Your goal - Scan the material for the word "panel", and copy each line where it shows up.

— Start —

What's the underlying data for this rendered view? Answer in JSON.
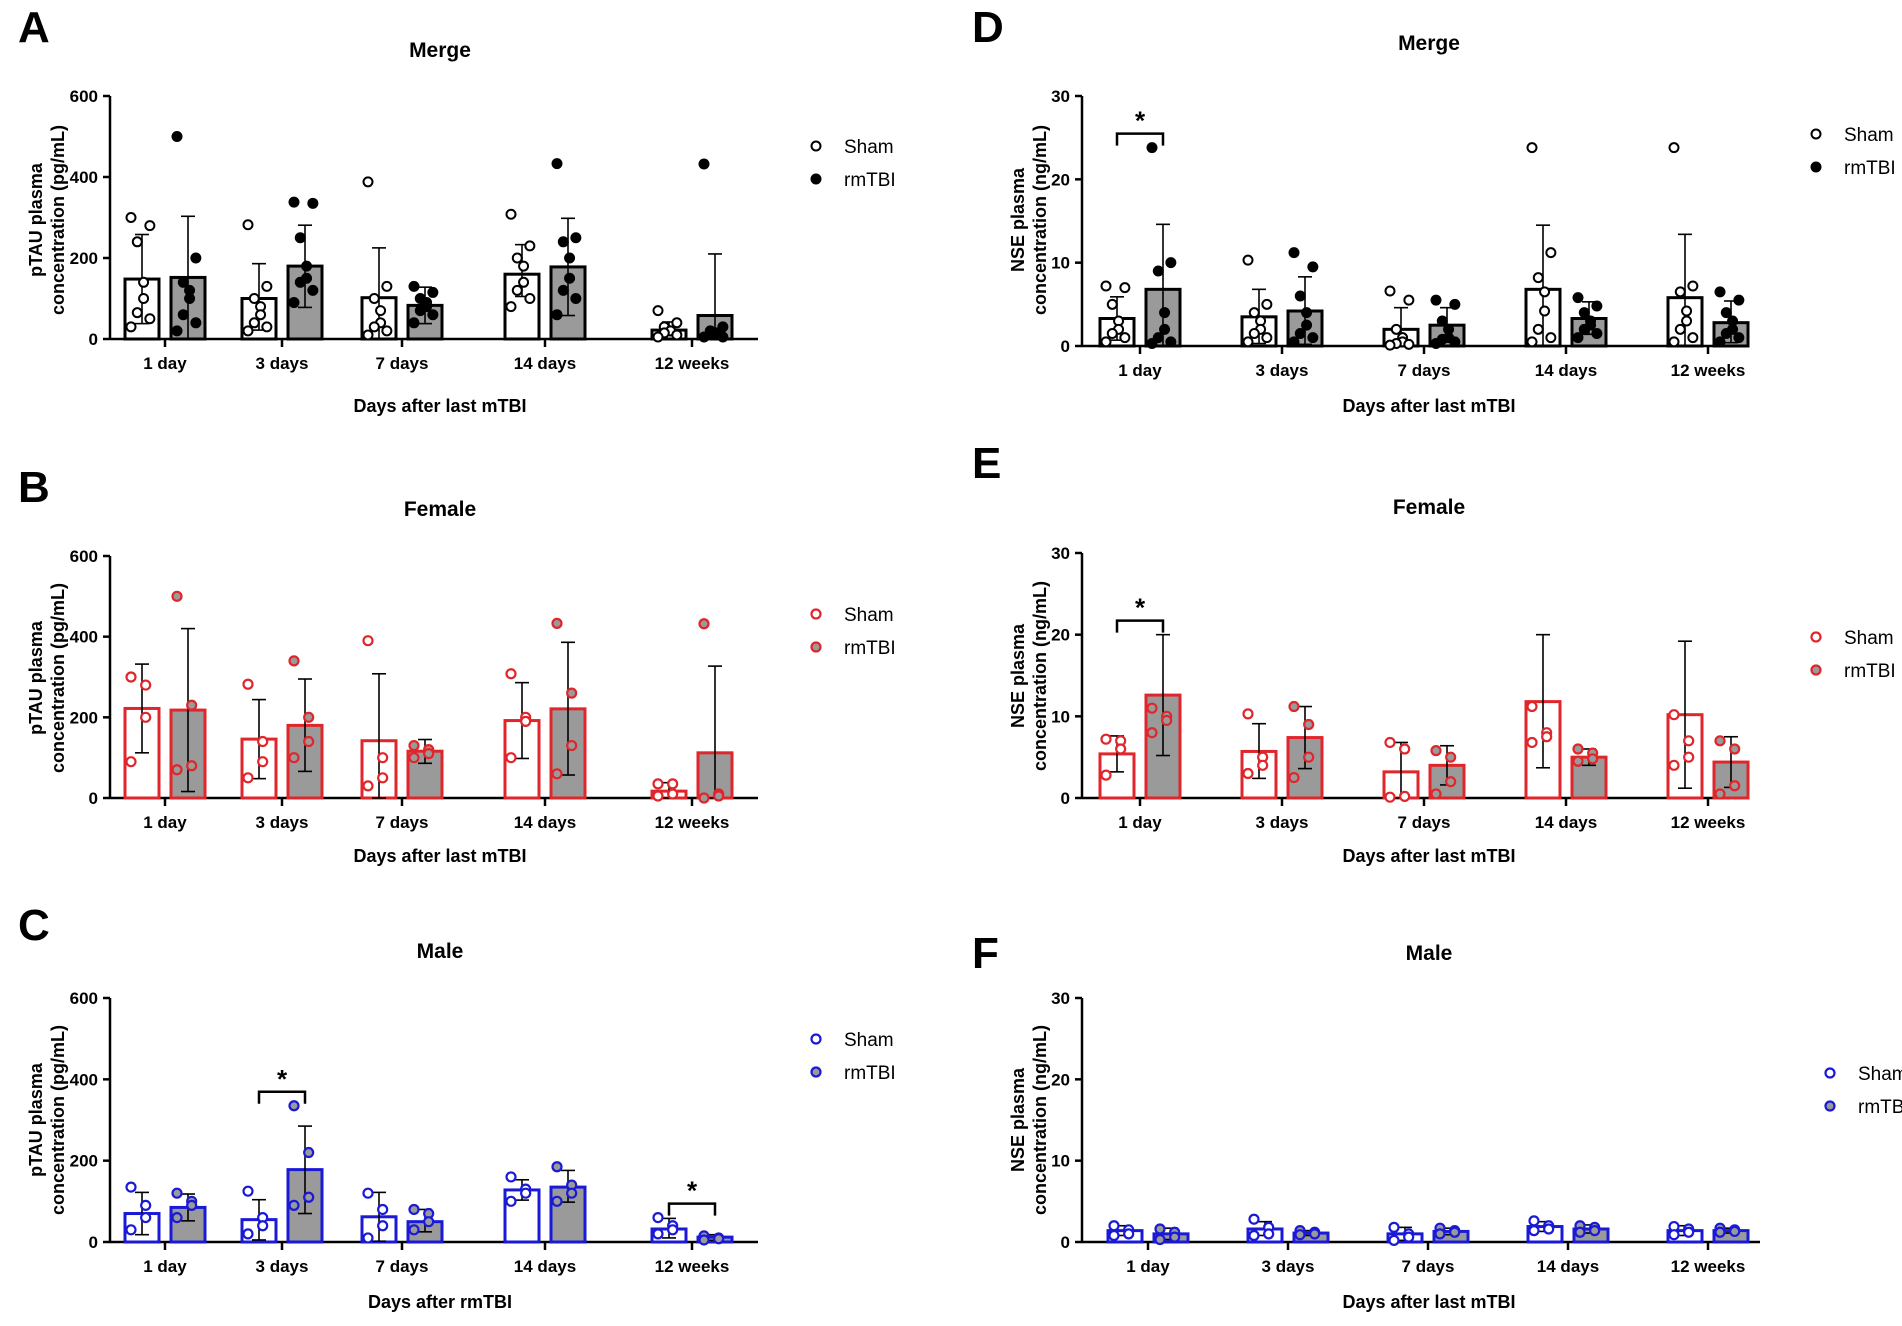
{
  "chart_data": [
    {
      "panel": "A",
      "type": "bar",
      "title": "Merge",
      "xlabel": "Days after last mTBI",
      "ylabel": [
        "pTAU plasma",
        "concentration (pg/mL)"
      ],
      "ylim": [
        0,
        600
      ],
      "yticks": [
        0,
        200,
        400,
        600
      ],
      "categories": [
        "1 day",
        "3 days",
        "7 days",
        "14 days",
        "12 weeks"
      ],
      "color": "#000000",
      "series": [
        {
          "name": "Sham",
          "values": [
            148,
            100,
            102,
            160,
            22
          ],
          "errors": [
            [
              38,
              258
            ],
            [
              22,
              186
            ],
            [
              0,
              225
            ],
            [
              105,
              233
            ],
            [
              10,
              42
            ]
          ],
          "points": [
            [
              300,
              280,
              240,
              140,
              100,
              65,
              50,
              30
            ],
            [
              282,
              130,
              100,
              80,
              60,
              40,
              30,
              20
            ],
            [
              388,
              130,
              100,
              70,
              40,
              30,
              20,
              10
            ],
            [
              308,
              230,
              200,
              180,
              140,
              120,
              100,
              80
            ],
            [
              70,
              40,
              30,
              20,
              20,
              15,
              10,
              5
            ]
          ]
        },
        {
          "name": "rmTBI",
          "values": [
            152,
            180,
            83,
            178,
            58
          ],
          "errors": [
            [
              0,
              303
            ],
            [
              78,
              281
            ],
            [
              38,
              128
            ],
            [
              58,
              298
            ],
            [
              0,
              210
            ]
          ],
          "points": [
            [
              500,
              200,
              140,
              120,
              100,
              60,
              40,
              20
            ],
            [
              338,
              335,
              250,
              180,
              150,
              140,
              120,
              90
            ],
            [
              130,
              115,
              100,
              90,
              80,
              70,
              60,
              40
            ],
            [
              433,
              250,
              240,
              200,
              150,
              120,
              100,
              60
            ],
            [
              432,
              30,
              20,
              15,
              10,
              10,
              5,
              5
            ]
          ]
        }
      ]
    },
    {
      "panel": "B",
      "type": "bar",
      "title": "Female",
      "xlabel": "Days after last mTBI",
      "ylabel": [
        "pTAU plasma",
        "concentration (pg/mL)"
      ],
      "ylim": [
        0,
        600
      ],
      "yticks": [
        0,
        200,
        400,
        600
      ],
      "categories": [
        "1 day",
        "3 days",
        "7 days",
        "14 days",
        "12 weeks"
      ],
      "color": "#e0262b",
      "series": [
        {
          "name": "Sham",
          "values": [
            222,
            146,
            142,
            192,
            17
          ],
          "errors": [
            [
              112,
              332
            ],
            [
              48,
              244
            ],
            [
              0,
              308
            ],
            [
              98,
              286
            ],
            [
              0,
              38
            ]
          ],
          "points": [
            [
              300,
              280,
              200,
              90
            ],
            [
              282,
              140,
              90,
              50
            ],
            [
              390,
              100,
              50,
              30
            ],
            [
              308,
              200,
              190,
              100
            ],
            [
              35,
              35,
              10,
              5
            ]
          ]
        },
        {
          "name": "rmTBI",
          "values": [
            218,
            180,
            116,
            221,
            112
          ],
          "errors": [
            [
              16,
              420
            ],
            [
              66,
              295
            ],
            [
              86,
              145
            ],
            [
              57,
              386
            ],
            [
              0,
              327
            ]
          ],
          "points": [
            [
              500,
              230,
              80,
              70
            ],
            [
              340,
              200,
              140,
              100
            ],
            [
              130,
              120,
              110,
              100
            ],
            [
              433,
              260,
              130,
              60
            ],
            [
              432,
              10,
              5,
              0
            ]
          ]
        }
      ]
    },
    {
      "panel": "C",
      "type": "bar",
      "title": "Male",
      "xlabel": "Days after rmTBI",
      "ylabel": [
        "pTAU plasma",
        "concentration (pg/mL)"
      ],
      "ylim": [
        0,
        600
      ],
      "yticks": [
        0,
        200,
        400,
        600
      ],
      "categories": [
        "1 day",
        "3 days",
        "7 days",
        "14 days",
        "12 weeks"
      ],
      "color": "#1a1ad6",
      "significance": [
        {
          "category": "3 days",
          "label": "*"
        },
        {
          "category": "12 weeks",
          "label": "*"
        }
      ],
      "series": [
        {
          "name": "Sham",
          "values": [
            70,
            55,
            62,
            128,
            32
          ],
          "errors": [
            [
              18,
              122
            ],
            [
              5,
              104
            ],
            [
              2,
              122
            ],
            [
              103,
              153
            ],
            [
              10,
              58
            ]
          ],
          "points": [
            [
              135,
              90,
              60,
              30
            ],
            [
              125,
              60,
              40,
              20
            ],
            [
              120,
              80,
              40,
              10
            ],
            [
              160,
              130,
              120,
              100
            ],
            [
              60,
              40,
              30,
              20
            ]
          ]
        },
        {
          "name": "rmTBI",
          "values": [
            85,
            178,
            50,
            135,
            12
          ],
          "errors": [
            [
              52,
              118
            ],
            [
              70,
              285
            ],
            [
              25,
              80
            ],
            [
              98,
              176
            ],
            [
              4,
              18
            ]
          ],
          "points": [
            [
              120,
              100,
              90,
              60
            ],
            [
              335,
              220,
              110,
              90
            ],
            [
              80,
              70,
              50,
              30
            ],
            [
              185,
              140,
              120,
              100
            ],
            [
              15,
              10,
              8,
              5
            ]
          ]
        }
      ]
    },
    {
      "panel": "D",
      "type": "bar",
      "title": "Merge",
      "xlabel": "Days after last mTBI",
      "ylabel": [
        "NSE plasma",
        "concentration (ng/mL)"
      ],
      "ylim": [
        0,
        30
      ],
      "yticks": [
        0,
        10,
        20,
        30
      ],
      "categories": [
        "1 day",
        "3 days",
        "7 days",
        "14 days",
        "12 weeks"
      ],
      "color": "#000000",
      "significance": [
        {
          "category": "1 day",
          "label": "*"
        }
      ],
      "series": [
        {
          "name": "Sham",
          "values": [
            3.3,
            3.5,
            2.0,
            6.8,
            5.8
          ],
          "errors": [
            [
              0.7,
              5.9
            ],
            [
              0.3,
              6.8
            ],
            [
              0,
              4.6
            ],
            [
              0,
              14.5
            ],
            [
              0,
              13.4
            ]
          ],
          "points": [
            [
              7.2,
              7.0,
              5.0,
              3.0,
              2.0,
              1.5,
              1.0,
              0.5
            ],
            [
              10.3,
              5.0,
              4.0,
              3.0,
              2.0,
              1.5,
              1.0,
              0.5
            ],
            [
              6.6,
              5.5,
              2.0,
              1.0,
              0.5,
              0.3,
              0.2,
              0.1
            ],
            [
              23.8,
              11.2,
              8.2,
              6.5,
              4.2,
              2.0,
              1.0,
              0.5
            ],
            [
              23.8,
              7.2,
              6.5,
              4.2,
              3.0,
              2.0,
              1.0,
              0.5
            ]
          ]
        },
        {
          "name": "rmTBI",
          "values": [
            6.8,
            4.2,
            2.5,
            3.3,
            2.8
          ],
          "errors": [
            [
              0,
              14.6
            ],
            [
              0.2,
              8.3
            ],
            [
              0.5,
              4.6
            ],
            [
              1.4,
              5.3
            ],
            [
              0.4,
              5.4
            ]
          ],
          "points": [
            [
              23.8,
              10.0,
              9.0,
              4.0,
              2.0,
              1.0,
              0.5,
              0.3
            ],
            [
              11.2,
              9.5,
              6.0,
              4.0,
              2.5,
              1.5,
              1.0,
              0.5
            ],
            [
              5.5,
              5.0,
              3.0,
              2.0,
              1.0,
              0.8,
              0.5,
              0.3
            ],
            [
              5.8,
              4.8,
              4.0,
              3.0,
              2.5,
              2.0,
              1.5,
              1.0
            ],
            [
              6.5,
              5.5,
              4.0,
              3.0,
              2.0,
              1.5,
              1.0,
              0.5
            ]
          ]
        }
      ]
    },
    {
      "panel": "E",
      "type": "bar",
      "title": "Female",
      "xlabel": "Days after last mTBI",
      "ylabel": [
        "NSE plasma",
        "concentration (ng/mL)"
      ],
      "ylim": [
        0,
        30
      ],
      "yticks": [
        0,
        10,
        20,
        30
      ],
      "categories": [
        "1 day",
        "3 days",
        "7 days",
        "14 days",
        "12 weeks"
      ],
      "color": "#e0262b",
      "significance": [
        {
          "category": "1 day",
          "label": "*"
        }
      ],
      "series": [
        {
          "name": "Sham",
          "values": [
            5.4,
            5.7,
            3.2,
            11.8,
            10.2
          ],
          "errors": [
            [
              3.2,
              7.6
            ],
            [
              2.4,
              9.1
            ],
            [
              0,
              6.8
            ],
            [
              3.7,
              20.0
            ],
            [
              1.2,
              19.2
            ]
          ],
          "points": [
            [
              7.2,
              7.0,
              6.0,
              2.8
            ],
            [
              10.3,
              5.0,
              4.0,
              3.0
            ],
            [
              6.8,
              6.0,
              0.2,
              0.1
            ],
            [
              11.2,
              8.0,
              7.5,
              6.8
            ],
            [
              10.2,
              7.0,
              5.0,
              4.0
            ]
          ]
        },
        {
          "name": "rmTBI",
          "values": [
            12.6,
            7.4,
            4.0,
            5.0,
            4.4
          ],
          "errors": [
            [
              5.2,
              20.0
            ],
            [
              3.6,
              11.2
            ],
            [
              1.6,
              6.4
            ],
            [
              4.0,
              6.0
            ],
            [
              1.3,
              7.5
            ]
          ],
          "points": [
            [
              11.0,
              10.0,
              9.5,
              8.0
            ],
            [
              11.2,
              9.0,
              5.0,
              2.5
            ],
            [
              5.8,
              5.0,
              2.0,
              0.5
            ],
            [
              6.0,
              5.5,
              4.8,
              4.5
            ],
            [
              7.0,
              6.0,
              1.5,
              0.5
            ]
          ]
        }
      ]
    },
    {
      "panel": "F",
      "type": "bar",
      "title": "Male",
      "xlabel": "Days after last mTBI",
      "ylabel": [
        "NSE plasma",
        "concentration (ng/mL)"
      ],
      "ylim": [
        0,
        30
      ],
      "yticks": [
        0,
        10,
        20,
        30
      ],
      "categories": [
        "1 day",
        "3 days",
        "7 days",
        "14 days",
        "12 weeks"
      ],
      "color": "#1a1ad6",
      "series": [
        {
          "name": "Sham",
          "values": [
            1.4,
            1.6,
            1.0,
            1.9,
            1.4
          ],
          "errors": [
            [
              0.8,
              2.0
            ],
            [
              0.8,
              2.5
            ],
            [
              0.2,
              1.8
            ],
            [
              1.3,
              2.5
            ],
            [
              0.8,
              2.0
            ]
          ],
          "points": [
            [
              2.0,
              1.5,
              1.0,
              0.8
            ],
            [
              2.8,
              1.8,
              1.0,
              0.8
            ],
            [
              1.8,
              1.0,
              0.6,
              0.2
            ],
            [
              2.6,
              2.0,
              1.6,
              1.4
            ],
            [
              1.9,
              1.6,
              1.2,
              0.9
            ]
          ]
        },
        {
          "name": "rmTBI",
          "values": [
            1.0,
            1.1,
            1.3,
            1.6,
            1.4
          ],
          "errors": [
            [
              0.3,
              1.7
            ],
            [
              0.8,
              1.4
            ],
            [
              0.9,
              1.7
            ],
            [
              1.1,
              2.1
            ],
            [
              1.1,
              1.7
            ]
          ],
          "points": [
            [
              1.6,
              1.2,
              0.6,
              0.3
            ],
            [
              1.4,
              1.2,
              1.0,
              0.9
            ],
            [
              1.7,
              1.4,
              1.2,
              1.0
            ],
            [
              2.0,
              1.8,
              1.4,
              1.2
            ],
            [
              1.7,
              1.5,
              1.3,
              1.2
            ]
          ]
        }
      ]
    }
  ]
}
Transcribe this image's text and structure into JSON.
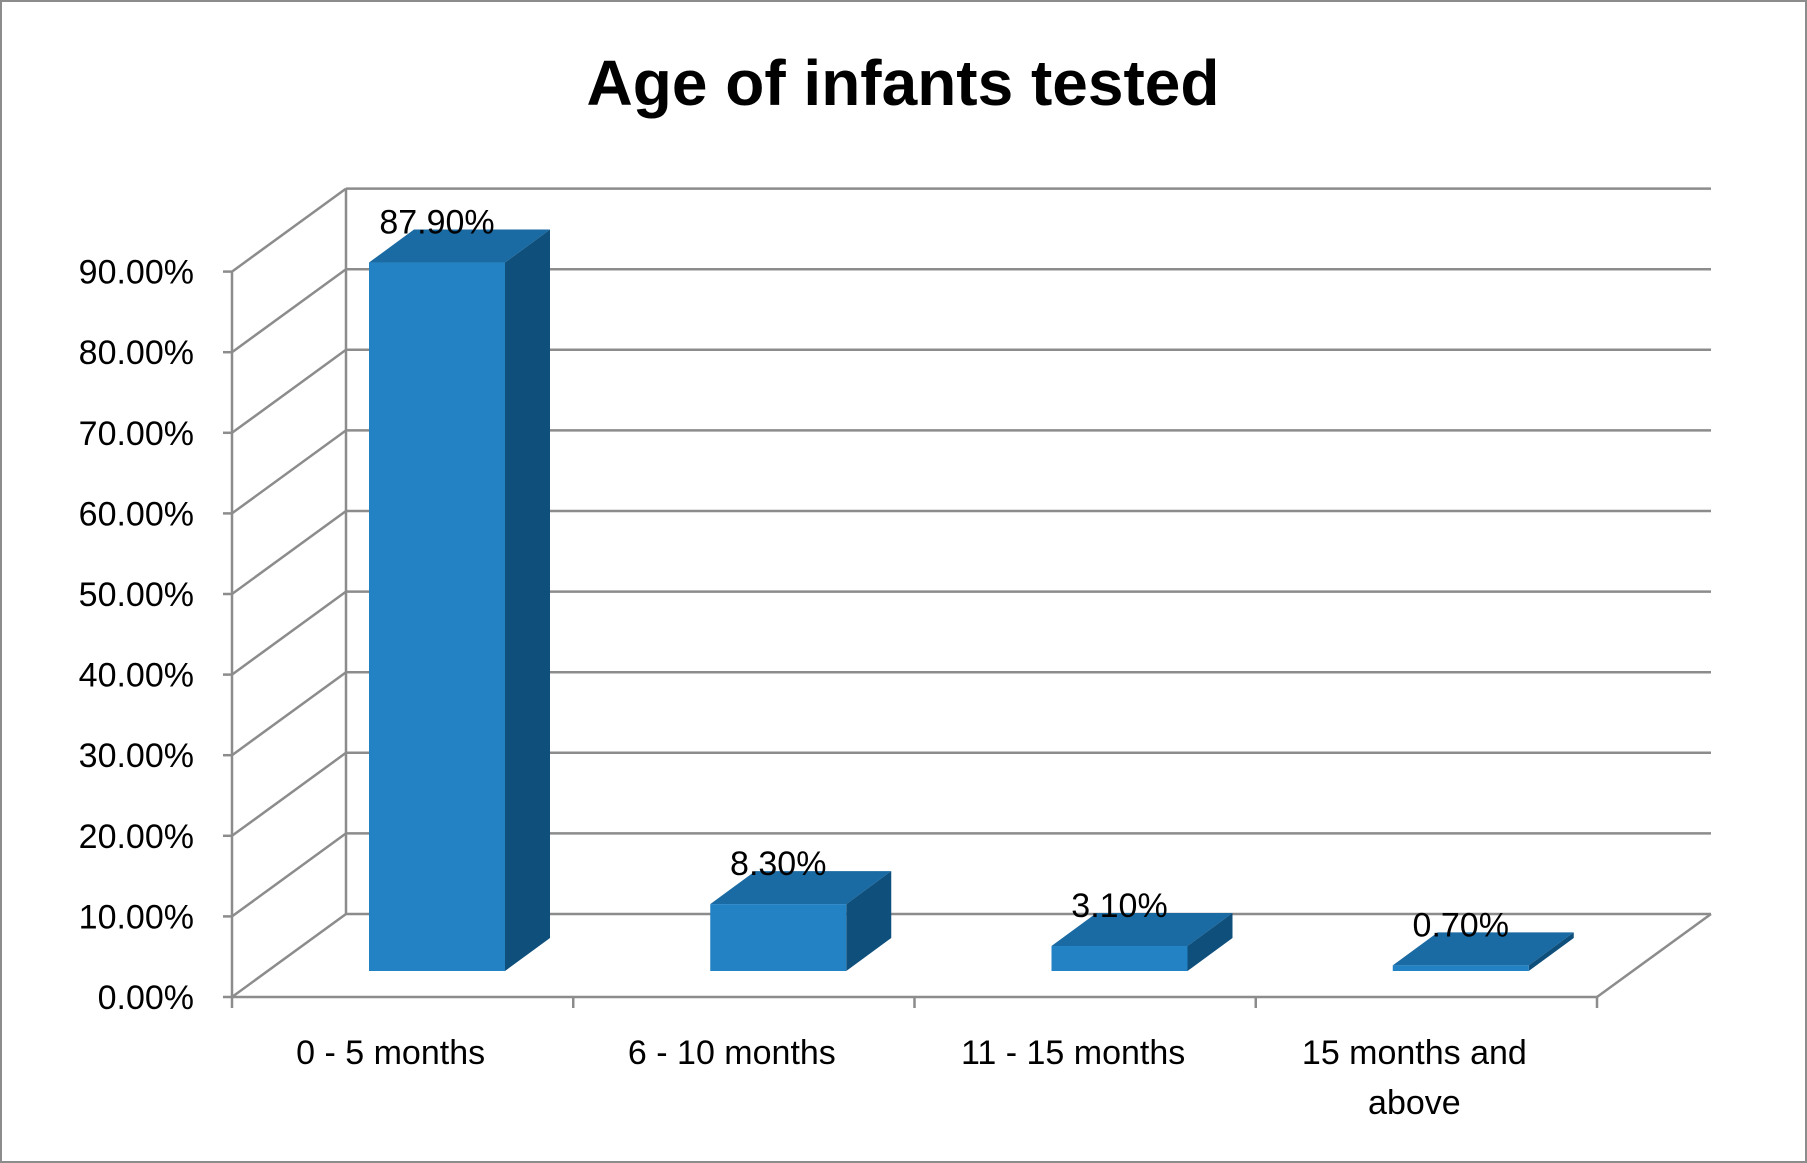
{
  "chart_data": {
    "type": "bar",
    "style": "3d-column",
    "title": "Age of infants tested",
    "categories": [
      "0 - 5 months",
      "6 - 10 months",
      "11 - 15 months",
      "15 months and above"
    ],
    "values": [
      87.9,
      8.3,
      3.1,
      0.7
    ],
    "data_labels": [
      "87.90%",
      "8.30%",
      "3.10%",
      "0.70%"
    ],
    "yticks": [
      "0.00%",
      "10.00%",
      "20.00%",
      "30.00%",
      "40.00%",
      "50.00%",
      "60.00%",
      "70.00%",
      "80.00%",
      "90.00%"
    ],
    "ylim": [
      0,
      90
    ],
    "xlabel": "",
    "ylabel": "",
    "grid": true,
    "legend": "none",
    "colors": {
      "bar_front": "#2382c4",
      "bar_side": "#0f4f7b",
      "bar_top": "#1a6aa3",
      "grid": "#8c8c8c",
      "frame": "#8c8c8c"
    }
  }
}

— End —

Result for this exercise -
      "panel": "A",
      "panel": "B",
      "panel": "C",
      "panel": "D",
      "panel": "E",
      "panel": "F",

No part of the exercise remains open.